● Stated task:
From the entries below, copy every line that holds the word "cases".

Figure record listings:
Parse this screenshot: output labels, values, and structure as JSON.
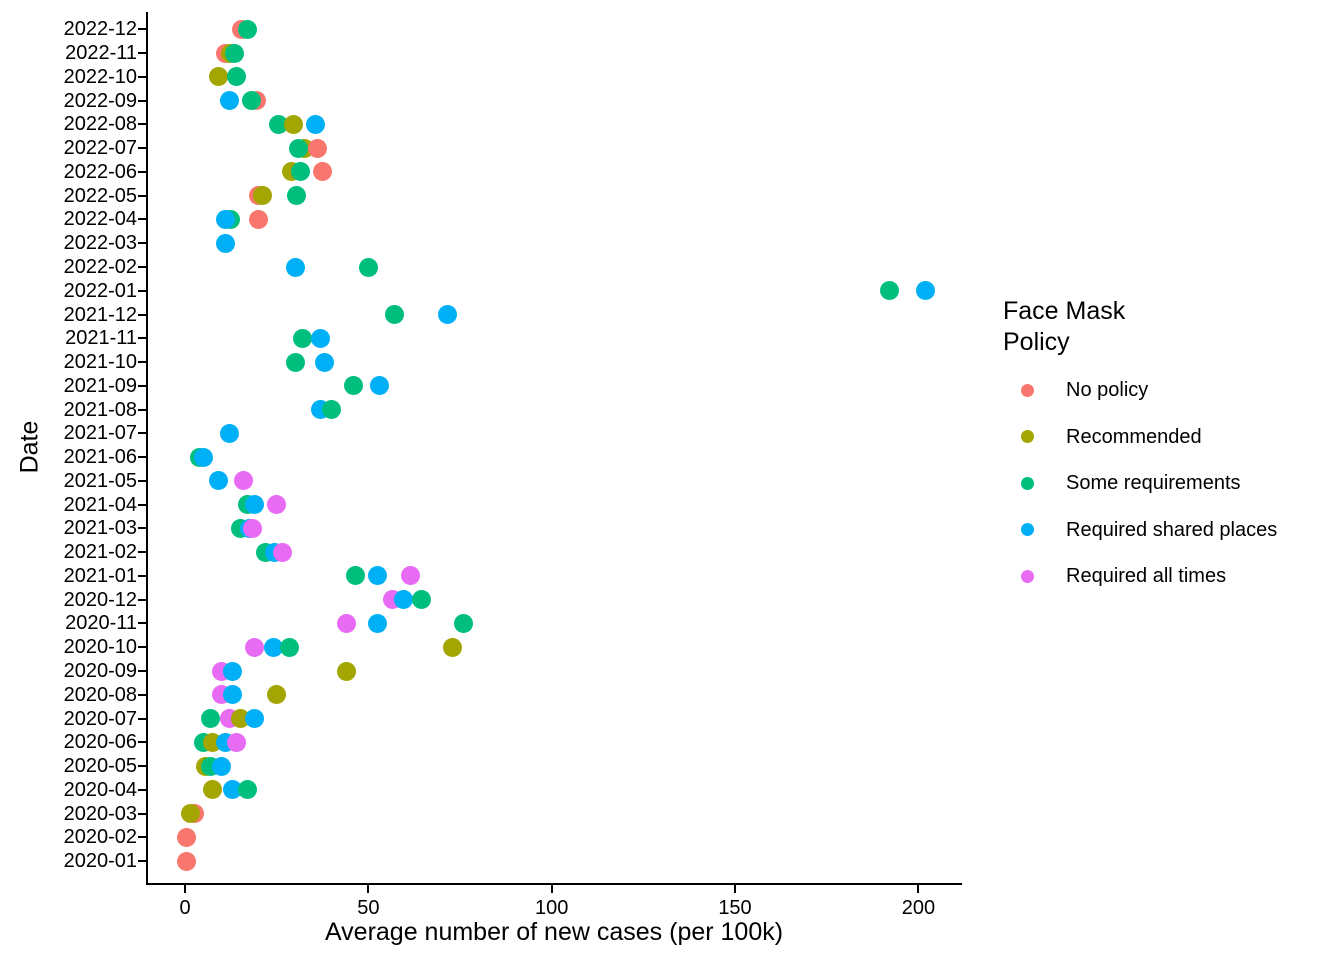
{
  "chart_data": {
    "type": "scatter",
    "subtype": "horizontal-dot-plot",
    "title": "",
    "xlabel": "Average number of new cases (per 100k)",
    "ylabel": "Date",
    "x_ticks": [
      0,
      50,
      100,
      150,
      200
    ],
    "xlim": [
      -2,
      212
    ],
    "grid": "off",
    "legend": {
      "position": "right",
      "title_lines": [
        "Face Mask",
        "Policy"
      ],
      "entries": [
        {
          "label": "No policy",
          "color": "#F8766D"
        },
        {
          "label": "Recommended",
          "color": "#A3A500"
        },
        {
          "label": "Some requirements",
          "color": "#00BF7D"
        },
        {
          "label": "Required shared places",
          "color": "#00B0F6"
        },
        {
          "label": "Required all times",
          "color": "#E76BF3"
        }
      ]
    },
    "rows_note": "rows ordered top to bottom on the y axis; points listed in draw order (later points drawn on top); value = average new cases per 100k",
    "rows": [
      {
        "date": "2022-12",
        "points": [
          {
            "policy": "No policy",
            "value": 15.5
          },
          {
            "policy": "Some requirements",
            "value": 17
          }
        ]
      },
      {
        "date": "2022-11",
        "points": [
          {
            "policy": "No policy",
            "value": 11
          },
          {
            "policy": "Recommended",
            "value": 12.5
          },
          {
            "policy": "Some requirements",
            "value": 13.5
          }
        ]
      },
      {
        "date": "2022-10",
        "points": [
          {
            "policy": "Recommended",
            "value": 9
          },
          {
            "policy": "Some requirements",
            "value": 14
          }
        ]
      },
      {
        "date": "2022-09",
        "points": [
          {
            "policy": "Required shared places",
            "value": 12
          },
          {
            "policy": "No policy",
            "value": 19.5
          },
          {
            "policy": "Some requirements",
            "value": 18
          }
        ]
      },
      {
        "date": "2022-08",
        "points": [
          {
            "policy": "Some requirements",
            "value": 25.5
          },
          {
            "policy": "Recommended",
            "value": 29.5
          },
          {
            "policy": "Required shared places",
            "value": 35.5
          }
        ]
      },
      {
        "date": "2022-07",
        "points": [
          {
            "policy": "Recommended",
            "value": 32.5
          },
          {
            "policy": "Some requirements",
            "value": 31
          },
          {
            "policy": "No policy",
            "value": 36
          }
        ]
      },
      {
        "date": "2022-06",
        "points": [
          {
            "policy": "Recommended",
            "value": 29
          },
          {
            "policy": "Some requirements",
            "value": 31.5
          },
          {
            "policy": "No policy",
            "value": 37.5
          }
        ]
      },
      {
        "date": "2022-05",
        "points": [
          {
            "policy": "No policy",
            "value": 20
          },
          {
            "policy": "Recommended",
            "value": 21
          },
          {
            "policy": "Some requirements",
            "value": 30.5
          }
        ]
      },
      {
        "date": "2022-04",
        "points": [
          {
            "policy": "Some requirements",
            "value": 12.5
          },
          {
            "policy": "Required shared places",
            "value": 11
          },
          {
            "policy": "No policy",
            "value": 20
          }
        ]
      },
      {
        "date": "2022-03",
        "points": [
          {
            "policy": "Required shared places",
            "value": 11
          }
        ]
      },
      {
        "date": "2022-02",
        "points": [
          {
            "policy": "Required shared places",
            "value": 30
          },
          {
            "policy": "Some requirements",
            "value": 50
          }
        ]
      },
      {
        "date": "2022-01",
        "points": [
          {
            "policy": "Some requirements",
            "value": 192
          },
          {
            "policy": "Required shared places",
            "value": 202
          }
        ]
      },
      {
        "date": "2021-12",
        "points": [
          {
            "policy": "Some requirements",
            "value": 57
          },
          {
            "policy": "Required shared places",
            "value": 71.5
          }
        ]
      },
      {
        "date": "2021-11",
        "points": [
          {
            "policy": "Some requirements",
            "value": 32
          },
          {
            "policy": "Required shared places",
            "value": 37
          }
        ]
      },
      {
        "date": "2021-10",
        "points": [
          {
            "policy": "Some requirements",
            "value": 30
          },
          {
            "policy": "Required shared places",
            "value": 38
          }
        ]
      },
      {
        "date": "2021-09",
        "points": [
          {
            "policy": "Some requirements",
            "value": 46
          },
          {
            "policy": "Required shared places",
            "value": 53
          }
        ]
      },
      {
        "date": "2021-08",
        "points": [
          {
            "policy": "Required shared places",
            "value": 37
          },
          {
            "policy": "Some requirements",
            "value": 40
          }
        ]
      },
      {
        "date": "2021-07",
        "points": [
          {
            "policy": "Required shared places",
            "value": 12
          }
        ]
      },
      {
        "date": "2021-06",
        "points": [
          {
            "policy": "Some requirements",
            "value": 4
          },
          {
            "policy": "Required shared places",
            "value": 5
          }
        ]
      },
      {
        "date": "2021-05",
        "points": [
          {
            "policy": "Required shared places",
            "value": 9
          },
          {
            "policy": "Required all times",
            "value": 16
          }
        ]
      },
      {
        "date": "2021-04",
        "points": [
          {
            "policy": "Some requirements",
            "value": 17
          },
          {
            "policy": "Required shared places",
            "value": 19
          },
          {
            "policy": "Required all times",
            "value": 25
          }
        ]
      },
      {
        "date": "2021-03",
        "points": [
          {
            "policy": "Some requirements",
            "value": 15
          },
          {
            "policy": "Required shared places",
            "value": 17.5
          },
          {
            "policy": "Required all times",
            "value": 18.5
          }
        ]
      },
      {
        "date": "2021-02",
        "points": [
          {
            "policy": "Some requirements",
            "value": 22
          },
          {
            "policy": "Required shared places",
            "value": 24.5
          },
          {
            "policy": "Required all times",
            "value": 26.5
          }
        ]
      },
      {
        "date": "2021-01",
        "points": [
          {
            "policy": "Some requirements",
            "value": 46.5
          },
          {
            "policy": "Required shared places",
            "value": 52.5
          },
          {
            "policy": "Required all times",
            "value": 61.5
          }
        ]
      },
      {
        "date": "2020-12",
        "points": [
          {
            "policy": "Required all times",
            "value": 56.5
          },
          {
            "policy": "Required shared places",
            "value": 59.5
          },
          {
            "policy": "Some requirements",
            "value": 64.5
          }
        ]
      },
      {
        "date": "2020-11",
        "points": [
          {
            "policy": "Required all times",
            "value": 44
          },
          {
            "policy": "Required shared places",
            "value": 52.5
          },
          {
            "policy": "Some requirements",
            "value": 76
          }
        ]
      },
      {
        "date": "2020-10",
        "points": [
          {
            "policy": "Required all times",
            "value": 19
          },
          {
            "policy": "Required shared places",
            "value": 24
          },
          {
            "policy": "Some requirements",
            "value": 28.5
          },
          {
            "policy": "Recommended",
            "value": 73
          }
        ]
      },
      {
        "date": "2020-09",
        "points": [
          {
            "policy": "Required all times",
            "value": 10
          },
          {
            "policy": "Required shared places",
            "value": 13
          },
          {
            "policy": "Recommended",
            "value": 44
          }
        ]
      },
      {
        "date": "2020-08",
        "points": [
          {
            "policy": "Required all times",
            "value": 10
          },
          {
            "policy": "Required shared places",
            "value": 13
          },
          {
            "policy": "Recommended",
            "value": 25
          }
        ]
      },
      {
        "date": "2020-07",
        "points": [
          {
            "policy": "Some requirements",
            "value": 7
          },
          {
            "policy": "Required all times",
            "value": 12
          },
          {
            "policy": "Recommended",
            "value": 15
          },
          {
            "policy": "Required shared places",
            "value": 19
          }
        ]
      },
      {
        "date": "2020-06",
        "points": [
          {
            "policy": "Some requirements",
            "value": 5
          },
          {
            "policy": "Recommended",
            "value": 7.5
          },
          {
            "policy": "Required shared places",
            "value": 11
          },
          {
            "policy": "Required all times",
            "value": 14
          }
        ]
      },
      {
        "date": "2020-05",
        "points": [
          {
            "policy": "Recommended",
            "value": 5.5
          },
          {
            "policy": "Some requirements",
            "value": 7
          },
          {
            "policy": "Required shared places",
            "value": 10
          }
        ]
      },
      {
        "date": "2020-04",
        "points": [
          {
            "policy": "Recommended",
            "value": 7.5
          },
          {
            "policy": "Required shared places",
            "value": 13
          },
          {
            "policy": "Some requirements",
            "value": 17
          }
        ]
      },
      {
        "date": "2020-03",
        "points": [
          {
            "policy": "No policy",
            "value": 2.5
          },
          {
            "policy": "Recommended",
            "value": 1.5
          }
        ]
      },
      {
        "date": "2020-02",
        "points": [
          {
            "policy": "No policy",
            "value": 0.3
          }
        ]
      },
      {
        "date": "2020-01",
        "points": [
          {
            "policy": "No policy",
            "value": 0.3
          }
        ]
      }
    ]
  }
}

● Answer below:
    "xlabel": "Average number of new cases (per 100k)",
    "rows_note": "rows ordered top to bottom on the y axis; points listed in draw order (later points drawn on top); value = average new cases per 100k",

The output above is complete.